Recast the rows from the line containing "tail-main-net-inflow: 10,573.43 xyxy=(1031,278,1484,328)" through the line containing "security-code[interactable]: 000063.SZ xyxy=(144,589,276,622)", both included, as a Markdown table with the columns Row and Text, numbering each line and leaving out blank lines.

____________

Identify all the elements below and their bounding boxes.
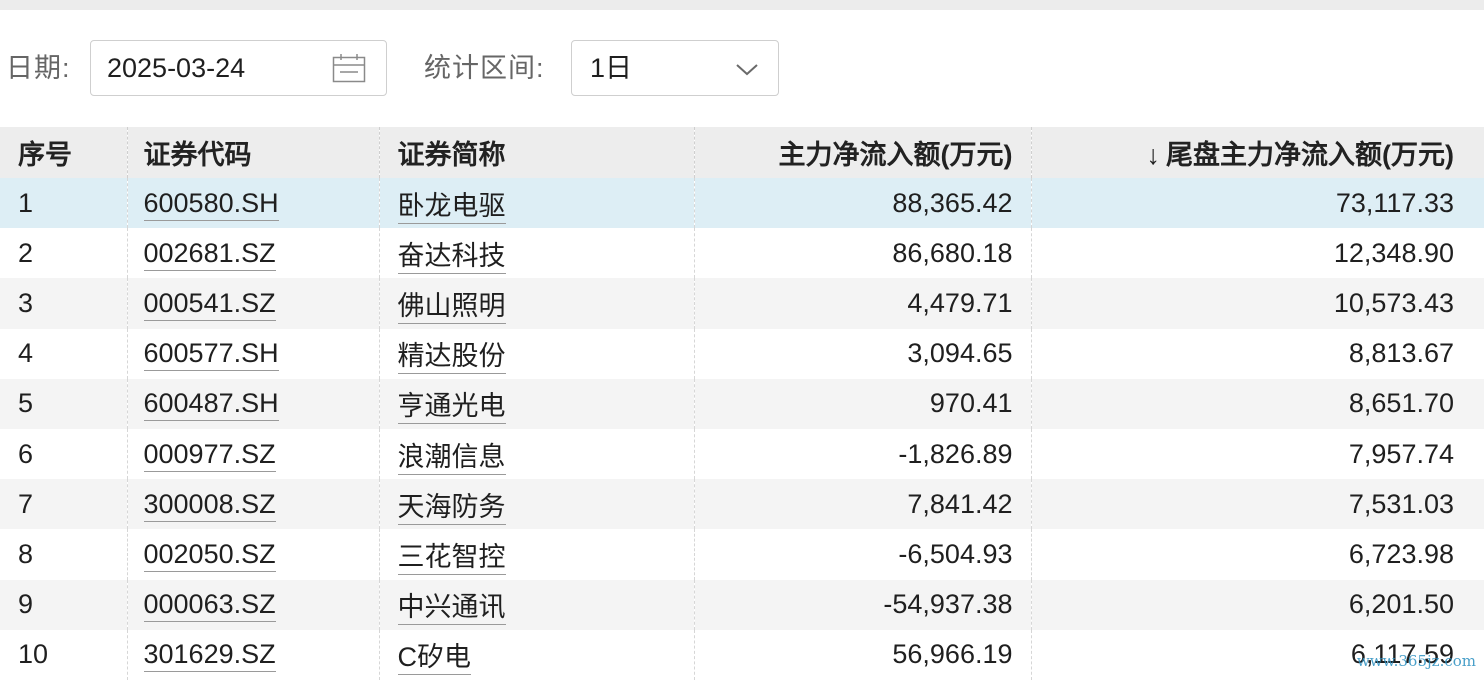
tail-main-net-inflow: 10,573.43 xyxy=(1031,278,1484,328)
header-name[interactable]: 证券简称 xyxy=(379,127,694,178)
security-name[interactable]: 精达股份 xyxy=(398,341,506,374)
security-name-link[interactable]: 中兴通讯 xyxy=(379,580,694,630)
security-name[interactable]: 亨通光电 xyxy=(398,391,506,424)
table-row[interactable]: 2 002681.SZ 奋达科技 86,680.1812,348.90 xyxy=(0,228,1484,278)
security-name-link[interactable]: 卧龙电驱 xyxy=(379,178,694,228)
security-name-link[interactable]: 浪潮信息 xyxy=(379,429,694,479)
row-index: 5 xyxy=(0,379,127,429)
table-row[interactable]: 8 002050.SZ 三花智控 -6,504.936,723.98 xyxy=(0,529,1484,579)
main-net-inflow: -54,937.38 xyxy=(694,580,1031,630)
top-bar xyxy=(0,0,1484,10)
row-index: 3 xyxy=(0,278,127,328)
main-net-inflow: 88,365.42 xyxy=(694,178,1031,228)
security-code[interactable]: 000977.SZ xyxy=(144,439,276,472)
calendar-icon[interactable] xyxy=(332,53,366,83)
period-value[interactable]: 1日 xyxy=(590,41,632,95)
security-code-link[interactable]: 000063.SZ xyxy=(127,580,379,630)
sort-desc-icon[interactable]: ↓ xyxy=(1147,140,1161,170)
security-code-link[interactable]: 600487.SH xyxy=(127,379,379,429)
main-net-inflow: 4,479.71 xyxy=(694,278,1031,328)
main-net-inflow: -1,826.89 xyxy=(694,429,1031,479)
filter-bar: 日期: 2025-03-24 统计区间: 1日 xyxy=(0,38,1484,98)
table-row[interactable]: 6 000977.SZ 浪潮信息 -1,826.897,957.74 xyxy=(0,429,1484,479)
table-header-row: 序号 证券代码 证券简称 主力净流入额(万元) ↓尾盘主力净流入额(万元) xyxy=(0,127,1484,178)
security-name-link[interactable]: 天海防务 xyxy=(379,479,694,529)
table-row[interactable]: 9 000063.SZ 中兴通讯 -54,937.386,201.50 xyxy=(0,580,1484,630)
security-code-link[interactable]: 600580.SH xyxy=(127,178,379,228)
tail-main-net-inflow: 7,531.03 xyxy=(1031,479,1484,529)
security-code[interactable]: 000063.SZ xyxy=(144,589,276,622)
main-net-inflow: 7,841.42 xyxy=(694,479,1031,529)
tail-main-net-inflow: 7,957.74 xyxy=(1031,429,1484,479)
header-tail-main-net-inflow[interactable]: ↓尾盘主力净流入额(万元) xyxy=(1031,127,1484,178)
table-row[interactable]: 5 600487.SH 亨通光电 970.418,651.70 xyxy=(0,379,1484,429)
row-index: 7 xyxy=(0,479,127,529)
main-net-inflow: 56,966.19 xyxy=(694,630,1031,680)
security-name[interactable]: 三花智控 xyxy=(398,542,506,575)
tail-main-net-inflow: 8,813.67 xyxy=(1031,329,1484,379)
table-row[interactable]: 7 300008.SZ 天海防务 7,841.427,531.03 xyxy=(0,479,1484,529)
security-name[interactable]: 浪潮信息 xyxy=(398,442,506,475)
security-code[interactable]: 301629.SZ xyxy=(144,639,276,672)
security-code[interactable]: 300008.SZ xyxy=(144,489,276,522)
security-code[interactable]: 002050.SZ xyxy=(144,539,276,572)
fund-flow-table: 序号 证券代码 证券简称 主力净流入额(万元) ↓尾盘主力净流入额(万元) 16… xyxy=(0,127,1484,680)
tail-main-net-inflow: 8,651.70 xyxy=(1031,379,1484,429)
security-code-link[interactable]: 002681.SZ xyxy=(127,228,379,278)
security-code-link[interactable]: 000541.SZ xyxy=(127,278,379,328)
period-select[interactable]: 1日 xyxy=(571,40,779,96)
watermark: www.365jz.com xyxy=(1357,652,1476,670)
table-row[interactable]: 1 600580.SH 卧龙电驱 88,365.4273,117.33 xyxy=(0,178,1484,228)
security-code[interactable]: 002681.SZ xyxy=(144,238,276,271)
security-name[interactable]: 天海防务 xyxy=(398,492,506,525)
row-index: 1 xyxy=(0,178,127,228)
security-code-link[interactable]: 301629.SZ xyxy=(127,630,379,680)
date-picker[interactable]: 2025-03-24 xyxy=(90,40,387,96)
row-index: 8 xyxy=(0,529,127,579)
row-index: 9 xyxy=(0,580,127,630)
table-row[interactable]: 10301629.SZC矽电56,966.196,117.59 xyxy=(0,630,1484,680)
row-index: 4 xyxy=(0,329,127,379)
date-label: 日期: xyxy=(6,38,71,98)
security-name[interactable]: 中兴通讯 xyxy=(398,592,506,625)
table-row[interactable]: 3 000541.SZ 佛山照明 4,479.7110,573.43 xyxy=(0,278,1484,328)
main-net-inflow: -6,504.93 xyxy=(694,529,1031,579)
main-net-inflow: 3,094.65 xyxy=(694,329,1031,379)
main-net-inflow: 970.41 xyxy=(694,379,1031,429)
row-index: 2 xyxy=(0,228,127,278)
row-index: 6 xyxy=(0,429,127,479)
security-code[interactable]: 000541.SZ xyxy=(144,288,276,321)
security-name[interactable]: C矽电 xyxy=(398,642,472,675)
security-code-link[interactable]: 300008.SZ xyxy=(127,479,379,529)
header-code[interactable]: 证券代码 xyxy=(127,127,379,178)
security-name[interactable]: 卧龙电驱 xyxy=(398,191,506,224)
security-code-link[interactable]: 002050.SZ xyxy=(127,529,379,579)
period-label: 统计区间: xyxy=(424,38,545,98)
tail-main-net-inflow: 73,117.33 xyxy=(1031,178,1484,228)
security-name-link[interactable]: 精达股份 xyxy=(379,329,694,379)
security-code[interactable]: 600487.SH xyxy=(144,388,279,421)
table-row[interactable]: 4 600577.SH 精达股份 3,094.658,813.67 xyxy=(0,329,1484,379)
security-name-link[interactable]: 三花智控 xyxy=(379,529,694,579)
security-name-link[interactable]: 佛山照明 xyxy=(379,278,694,328)
security-name[interactable]: 奋达科技 xyxy=(398,241,506,274)
chevron-down-icon[interactable] xyxy=(734,59,760,79)
security-name-link[interactable]: 亨通光电 xyxy=(379,379,694,429)
security-code[interactable]: 600580.SH xyxy=(144,188,279,221)
header-index[interactable]: 序号 xyxy=(0,127,127,178)
header-main-net-inflow[interactable]: 主力净流入额(万元) xyxy=(694,127,1031,178)
main-net-inflow: 86,680.18 xyxy=(694,228,1031,278)
security-code-link[interactable]: 600577.SH xyxy=(127,329,379,379)
date-value[interactable]: 2025-03-24 xyxy=(107,41,245,95)
row-index: 10 xyxy=(0,630,127,680)
security-name-link[interactable]: 奋达科技 xyxy=(379,228,694,278)
tail-main-net-inflow: 12,348.90 xyxy=(1031,228,1484,278)
security-code-link[interactable]: 000977.SZ xyxy=(127,429,379,479)
tail-main-net-inflow: 6,723.98 xyxy=(1031,529,1484,579)
security-name-link[interactable]: C矽电 xyxy=(379,630,694,680)
tail-main-net-inflow: 6,201.50 xyxy=(1031,580,1484,630)
security-code[interactable]: 600577.SH xyxy=(144,338,279,371)
security-name[interactable]: 佛山照明 xyxy=(398,291,506,324)
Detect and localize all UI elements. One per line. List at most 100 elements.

____________

## EXERCISE RESULT
| Row | Text |
|---|---|
| 1 | tail-main-net-inflow: 10,573.43 xyxy=(1031,278,1484,328) |
| 2 | header-name[interactable]: 证券简称 xyxy=(379,127,694,178) |
| 3 | security-name[interactable]: 精达股份 xyxy=(398,341,506,374) |
| 4 | security-name-link[interactable]: 中兴通讯 xyxy=(379,580,694,630) |
| 5 | security-name[interactable]: 亨通光电 xyxy=(398,391,506,424) |
| 6 | table-row[interactable]: 2 002681.SZ 奋达科技 86,680.1812,348.90 xyxy=(0,228,1484,278) |
| 7 | security-name-link[interactable]: 卧龙电驱 xyxy=(379,178,694,228) |
| 8 | security-name-link[interactable]: 浪潮信息 xyxy=(379,429,694,479) |
| 9 | row-index: 5 xyxy=(0,379,127,429) |
| 10 | table-row[interactable]: 8 002050.SZ 三花智控 -6,504.936,723.98 xyxy=(0,529,1484,579) |
| 11 | main-net-inflow: -54,937.38 xyxy=(694,580,1031,630) |
| 12 | top-bar xyxy=(0,0,1484,10) |
| 13 | row-index: 3 xyxy=(0,278,127,328) |
| 14 | main-net-inflow: 88,365.42 xyxy=(694,178,1031,228) |
| 15 | security-code[interactable]: 000977.SZ xyxy=(144,439,276,472) |
| 16 | calendar-icon[interactable] xyxy=(332,53,366,83) |
| 17 | period-value[interactable]: 1日 xyxy=(590,41,632,95) |
| 18 | security-code-link[interactable]: 000063.SZ xyxy=(127,580,379,630) |
| 19 | sort-desc-icon[interactable]: ↓ xyxy=(1147,140,1161,170) |
| 20 | security-code-link[interactable]: 600487.SH xyxy=(127,379,379,429) |
| 21 | main-net-inflow: 4,479.71 xyxy=(694,278,1031,328) |
| 22 | main-net-inflow: -1,826.89 xyxy=(694,429,1031,479) |
| 23 | filter-bar: 日期: 2025-03-24 统计区间: 1日 xyxy=(0,38,1484,98) |
| 24 | table-row[interactable]: 6 000977.SZ 浪潮信息 -1,826.897,957.74 xyxy=(0,429,1484,479) |
| 25 | table-header-row: 序号 证券代码 证券简称 主力净流入额(万元) ↓尾盘主力净流入额(万元) xyxy=(0,127,1484,178) |
| 26 | security-name-link[interactable]: 天海防务 xyxy=(379,479,694,529) |
| 27 | table-row[interactable]: 9 000063.SZ 中兴通讯 -54,937.386,201.50 xyxy=(0,580,1484,630) |
| 28 | security-code-link[interactable]: 600580.SH xyxy=(127,178,379,228) |
| 29 | tail-main-net-inflow: 7,531.03 xyxy=(1031,479,1484,529) |
| 30 | security-code[interactable]: 000063.SZ xyxy=(144,589,276,622) |